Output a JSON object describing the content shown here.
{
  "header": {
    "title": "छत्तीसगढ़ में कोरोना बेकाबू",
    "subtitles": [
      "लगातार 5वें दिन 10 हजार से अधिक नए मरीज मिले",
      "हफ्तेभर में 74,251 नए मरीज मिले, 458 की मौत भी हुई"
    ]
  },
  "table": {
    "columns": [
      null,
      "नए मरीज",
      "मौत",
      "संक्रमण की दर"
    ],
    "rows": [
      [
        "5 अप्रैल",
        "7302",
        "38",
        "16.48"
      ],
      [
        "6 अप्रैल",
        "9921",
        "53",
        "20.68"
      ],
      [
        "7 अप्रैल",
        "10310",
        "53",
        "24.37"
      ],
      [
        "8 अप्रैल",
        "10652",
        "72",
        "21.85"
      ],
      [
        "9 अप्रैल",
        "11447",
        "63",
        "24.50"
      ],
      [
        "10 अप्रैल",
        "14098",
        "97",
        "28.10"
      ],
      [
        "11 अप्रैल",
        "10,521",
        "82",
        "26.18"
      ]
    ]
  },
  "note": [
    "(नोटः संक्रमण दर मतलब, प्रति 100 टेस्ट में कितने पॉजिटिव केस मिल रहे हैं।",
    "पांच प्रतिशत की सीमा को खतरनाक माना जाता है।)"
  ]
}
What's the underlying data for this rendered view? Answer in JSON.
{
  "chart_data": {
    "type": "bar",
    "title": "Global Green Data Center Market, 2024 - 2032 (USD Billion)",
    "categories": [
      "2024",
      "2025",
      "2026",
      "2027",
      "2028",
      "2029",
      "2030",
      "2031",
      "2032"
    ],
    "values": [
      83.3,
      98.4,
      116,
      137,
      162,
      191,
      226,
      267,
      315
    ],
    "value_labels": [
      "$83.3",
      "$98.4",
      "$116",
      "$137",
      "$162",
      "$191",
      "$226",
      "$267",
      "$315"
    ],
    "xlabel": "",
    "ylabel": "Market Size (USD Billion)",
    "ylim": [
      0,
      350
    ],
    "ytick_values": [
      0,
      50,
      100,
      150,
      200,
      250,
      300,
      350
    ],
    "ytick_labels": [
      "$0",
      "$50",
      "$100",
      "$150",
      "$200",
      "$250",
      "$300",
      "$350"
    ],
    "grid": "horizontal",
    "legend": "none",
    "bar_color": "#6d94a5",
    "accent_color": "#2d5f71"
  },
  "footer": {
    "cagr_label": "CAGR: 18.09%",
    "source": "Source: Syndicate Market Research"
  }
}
▬▬▬▬▬▬
### Set task
Above are the records; copy exactly the lines from the one with "What's the underlying" through the final line.

### Finished exercise
What's the underlying data for this rendered view? Answer in JSON.
{
  "chart_data": {
    "type": "bar",
    "title": "Global Green Data Center Market, 2024 - 2032 (USD Billion)",
    "categories": [
      "2024",
      "2025",
      "2026",
      "2027",
      "2028",
      "2029",
      "2030",
      "2031",
      "2032"
    ],
    "values": [
      83.3,
      98.4,
      116,
      137,
      162,
      191,
      226,
      267,
      315
    ],
    "value_labels": [
      "$83.3",
      "$98.4",
      "$116",
      "$137",
      "$162",
      "$191",
      "$226",
      "$267",
      "$315"
    ],
    "xlabel": "",
    "ylabel": "Market Size (USD Billion)",
    "ylim": [
      0,
      350
    ],
    "ytick_values": [
      0,
      50,
      100,
      150,
      200,
      250,
      300,
      350
    ],
    "ytick_labels": [
      "$0",
      "$50",
      "$100",
      "$150",
      "$200",
      "$250",
      "$300",
      "$350"
    ],
    "grid": "horizontal",
    "legend": "none",
    "bar_color": "#6d94a5",
    "accent_color": "#2d5f71"
  },
  "footer": {
    "cagr_label": "CAGR: 18.09%",
    "source": "Source: Syndicate Market Research"
  }
}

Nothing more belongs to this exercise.